◆ **Set task**
Give again only what runs from the line with "Read all visible content and emit it as JSON." to the final line of the entries below, exactly as written and without pictures.

Records that describe figures:
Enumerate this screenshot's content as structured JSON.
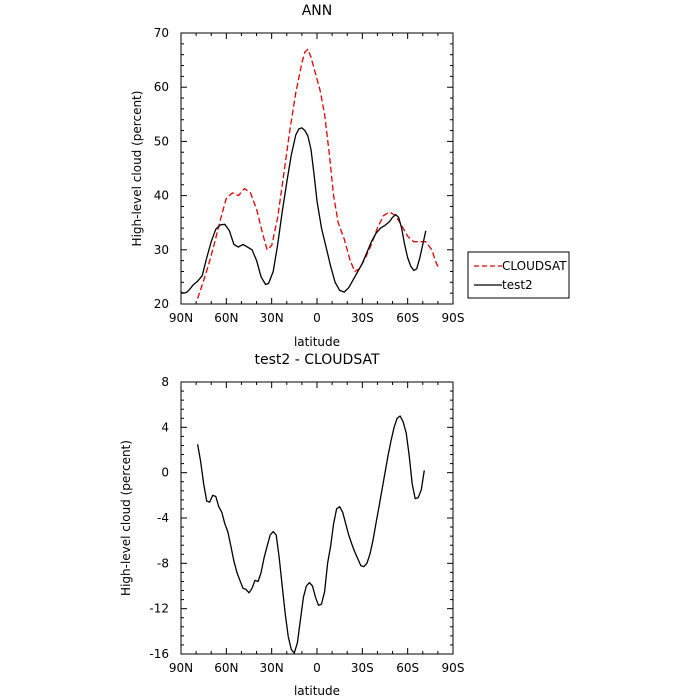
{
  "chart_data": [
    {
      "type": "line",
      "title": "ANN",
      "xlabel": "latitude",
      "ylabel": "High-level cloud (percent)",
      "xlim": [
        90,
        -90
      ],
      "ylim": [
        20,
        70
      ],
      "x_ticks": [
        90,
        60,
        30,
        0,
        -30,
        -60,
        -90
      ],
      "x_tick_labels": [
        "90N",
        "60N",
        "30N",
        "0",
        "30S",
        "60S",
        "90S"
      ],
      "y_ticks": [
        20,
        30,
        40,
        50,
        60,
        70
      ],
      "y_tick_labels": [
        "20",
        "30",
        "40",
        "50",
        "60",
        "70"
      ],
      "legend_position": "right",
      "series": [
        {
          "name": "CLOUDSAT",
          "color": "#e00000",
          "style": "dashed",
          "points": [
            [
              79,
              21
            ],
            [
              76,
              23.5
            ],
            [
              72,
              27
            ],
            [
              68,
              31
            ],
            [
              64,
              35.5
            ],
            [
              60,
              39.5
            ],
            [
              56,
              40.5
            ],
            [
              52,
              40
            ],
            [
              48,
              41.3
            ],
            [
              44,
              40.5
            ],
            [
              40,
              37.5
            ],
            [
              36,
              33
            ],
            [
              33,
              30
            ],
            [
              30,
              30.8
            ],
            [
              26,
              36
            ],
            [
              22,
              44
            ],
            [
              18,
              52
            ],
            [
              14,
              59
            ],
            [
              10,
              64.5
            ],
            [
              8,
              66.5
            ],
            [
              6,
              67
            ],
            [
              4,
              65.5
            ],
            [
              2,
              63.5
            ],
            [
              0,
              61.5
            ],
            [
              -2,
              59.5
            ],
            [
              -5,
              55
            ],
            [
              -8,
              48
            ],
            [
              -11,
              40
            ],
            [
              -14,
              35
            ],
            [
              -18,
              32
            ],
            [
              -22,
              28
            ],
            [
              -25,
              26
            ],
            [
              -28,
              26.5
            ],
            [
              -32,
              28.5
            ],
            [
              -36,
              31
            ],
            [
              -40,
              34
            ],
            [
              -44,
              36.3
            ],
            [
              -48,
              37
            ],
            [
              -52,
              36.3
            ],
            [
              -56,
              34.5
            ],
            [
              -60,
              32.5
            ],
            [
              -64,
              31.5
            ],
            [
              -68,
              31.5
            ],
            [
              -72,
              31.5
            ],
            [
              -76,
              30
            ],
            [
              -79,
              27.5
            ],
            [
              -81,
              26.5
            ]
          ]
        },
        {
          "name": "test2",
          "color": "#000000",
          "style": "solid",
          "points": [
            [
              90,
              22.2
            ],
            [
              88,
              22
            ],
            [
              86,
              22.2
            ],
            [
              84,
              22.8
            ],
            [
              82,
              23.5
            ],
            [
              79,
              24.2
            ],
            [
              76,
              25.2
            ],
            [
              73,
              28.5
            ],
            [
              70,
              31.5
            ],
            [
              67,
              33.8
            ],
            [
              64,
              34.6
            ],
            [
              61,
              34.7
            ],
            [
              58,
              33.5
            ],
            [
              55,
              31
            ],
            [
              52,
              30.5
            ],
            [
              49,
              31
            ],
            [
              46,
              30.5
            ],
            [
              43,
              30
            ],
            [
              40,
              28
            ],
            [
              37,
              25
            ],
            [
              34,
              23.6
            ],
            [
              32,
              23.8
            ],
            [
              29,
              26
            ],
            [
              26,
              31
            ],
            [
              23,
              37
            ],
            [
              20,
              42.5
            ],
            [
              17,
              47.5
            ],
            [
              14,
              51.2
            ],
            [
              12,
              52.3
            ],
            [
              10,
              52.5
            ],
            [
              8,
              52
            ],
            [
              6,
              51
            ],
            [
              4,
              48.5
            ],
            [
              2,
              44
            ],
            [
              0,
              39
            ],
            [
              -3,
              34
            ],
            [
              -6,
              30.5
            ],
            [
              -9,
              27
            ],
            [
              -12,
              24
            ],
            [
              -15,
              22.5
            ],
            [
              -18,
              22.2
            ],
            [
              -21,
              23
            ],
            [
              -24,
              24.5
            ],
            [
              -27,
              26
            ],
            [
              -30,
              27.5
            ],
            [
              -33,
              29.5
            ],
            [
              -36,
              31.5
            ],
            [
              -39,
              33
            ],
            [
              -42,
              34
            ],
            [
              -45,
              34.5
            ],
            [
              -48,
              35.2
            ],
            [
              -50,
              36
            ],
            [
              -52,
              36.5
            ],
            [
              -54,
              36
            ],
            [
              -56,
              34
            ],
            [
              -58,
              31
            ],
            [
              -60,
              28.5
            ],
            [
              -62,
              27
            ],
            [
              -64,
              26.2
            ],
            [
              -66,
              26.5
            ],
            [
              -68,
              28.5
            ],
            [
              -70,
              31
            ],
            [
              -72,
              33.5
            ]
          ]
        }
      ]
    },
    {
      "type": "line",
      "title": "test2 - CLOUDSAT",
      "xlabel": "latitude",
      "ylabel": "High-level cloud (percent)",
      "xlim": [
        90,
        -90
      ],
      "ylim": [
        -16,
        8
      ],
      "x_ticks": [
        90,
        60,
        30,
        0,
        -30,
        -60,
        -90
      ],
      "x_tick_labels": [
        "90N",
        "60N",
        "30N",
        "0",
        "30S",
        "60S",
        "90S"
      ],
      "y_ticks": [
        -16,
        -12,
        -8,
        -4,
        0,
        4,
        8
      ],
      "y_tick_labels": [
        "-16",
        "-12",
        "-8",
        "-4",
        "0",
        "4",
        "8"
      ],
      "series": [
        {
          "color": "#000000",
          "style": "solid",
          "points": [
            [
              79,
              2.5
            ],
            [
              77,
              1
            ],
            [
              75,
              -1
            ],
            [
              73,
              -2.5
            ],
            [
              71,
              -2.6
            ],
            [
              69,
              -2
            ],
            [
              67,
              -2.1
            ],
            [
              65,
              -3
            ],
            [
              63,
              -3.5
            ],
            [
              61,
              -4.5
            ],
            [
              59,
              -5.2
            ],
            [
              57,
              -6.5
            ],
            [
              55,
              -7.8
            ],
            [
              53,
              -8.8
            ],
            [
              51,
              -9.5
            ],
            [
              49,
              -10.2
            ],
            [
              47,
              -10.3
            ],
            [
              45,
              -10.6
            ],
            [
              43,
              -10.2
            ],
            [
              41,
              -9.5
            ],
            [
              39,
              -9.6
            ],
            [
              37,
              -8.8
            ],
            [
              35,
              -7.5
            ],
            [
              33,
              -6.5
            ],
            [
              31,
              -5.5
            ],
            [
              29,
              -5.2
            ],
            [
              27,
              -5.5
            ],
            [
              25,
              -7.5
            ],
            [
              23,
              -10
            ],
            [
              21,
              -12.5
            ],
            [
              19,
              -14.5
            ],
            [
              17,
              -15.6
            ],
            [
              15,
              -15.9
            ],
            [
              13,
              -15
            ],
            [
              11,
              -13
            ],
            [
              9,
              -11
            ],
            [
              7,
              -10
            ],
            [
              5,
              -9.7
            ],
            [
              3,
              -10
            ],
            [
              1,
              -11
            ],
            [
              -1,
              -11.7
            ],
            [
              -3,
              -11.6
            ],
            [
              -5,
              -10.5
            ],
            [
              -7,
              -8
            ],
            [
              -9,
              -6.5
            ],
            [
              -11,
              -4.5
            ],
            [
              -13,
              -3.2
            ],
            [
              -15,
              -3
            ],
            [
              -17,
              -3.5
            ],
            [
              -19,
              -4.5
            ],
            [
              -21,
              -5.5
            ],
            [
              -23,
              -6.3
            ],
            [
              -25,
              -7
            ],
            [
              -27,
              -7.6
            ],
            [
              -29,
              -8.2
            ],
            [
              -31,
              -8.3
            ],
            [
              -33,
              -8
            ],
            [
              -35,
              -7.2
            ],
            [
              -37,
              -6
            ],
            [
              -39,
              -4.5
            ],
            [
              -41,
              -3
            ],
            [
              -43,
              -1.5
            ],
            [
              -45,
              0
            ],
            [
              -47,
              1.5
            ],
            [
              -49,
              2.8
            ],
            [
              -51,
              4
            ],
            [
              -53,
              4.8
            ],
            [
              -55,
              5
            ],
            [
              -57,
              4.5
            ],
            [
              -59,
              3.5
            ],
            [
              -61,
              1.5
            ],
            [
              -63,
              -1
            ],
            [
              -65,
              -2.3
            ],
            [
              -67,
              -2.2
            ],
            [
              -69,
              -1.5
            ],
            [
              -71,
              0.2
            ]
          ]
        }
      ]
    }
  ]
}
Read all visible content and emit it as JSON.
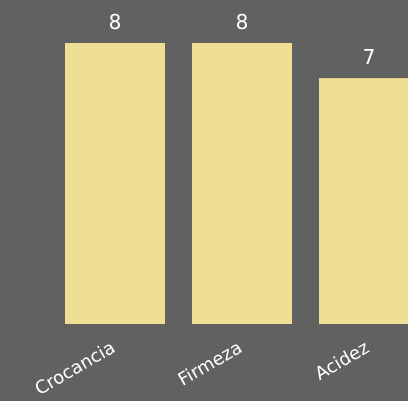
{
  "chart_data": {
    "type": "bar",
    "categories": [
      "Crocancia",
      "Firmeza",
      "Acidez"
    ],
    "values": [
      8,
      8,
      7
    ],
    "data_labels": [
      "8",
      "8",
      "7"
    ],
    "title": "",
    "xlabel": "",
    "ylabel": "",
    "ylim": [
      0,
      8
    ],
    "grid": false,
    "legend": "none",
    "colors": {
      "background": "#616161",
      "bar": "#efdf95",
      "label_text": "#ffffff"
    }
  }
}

◆ **Output for this exercise**
Read all visible content and emit it as JSON.
{
  "chart_data": {
    "type": "bar",
    "categories": [
      "Crocancia",
      "Firmeza",
      "Acidez"
    ],
    "values": [
      8,
      8,
      7
    ],
    "data_labels": [
      "8",
      "8",
      "7"
    ],
    "title": "",
    "xlabel": "",
    "ylabel": "",
    "ylim": [
      0,
      8
    ],
    "grid": false,
    "legend": "none",
    "colors": {
      "background": "#616161",
      "bar": "#efdf95",
      "label_text": "#ffffff"
    }
  }
}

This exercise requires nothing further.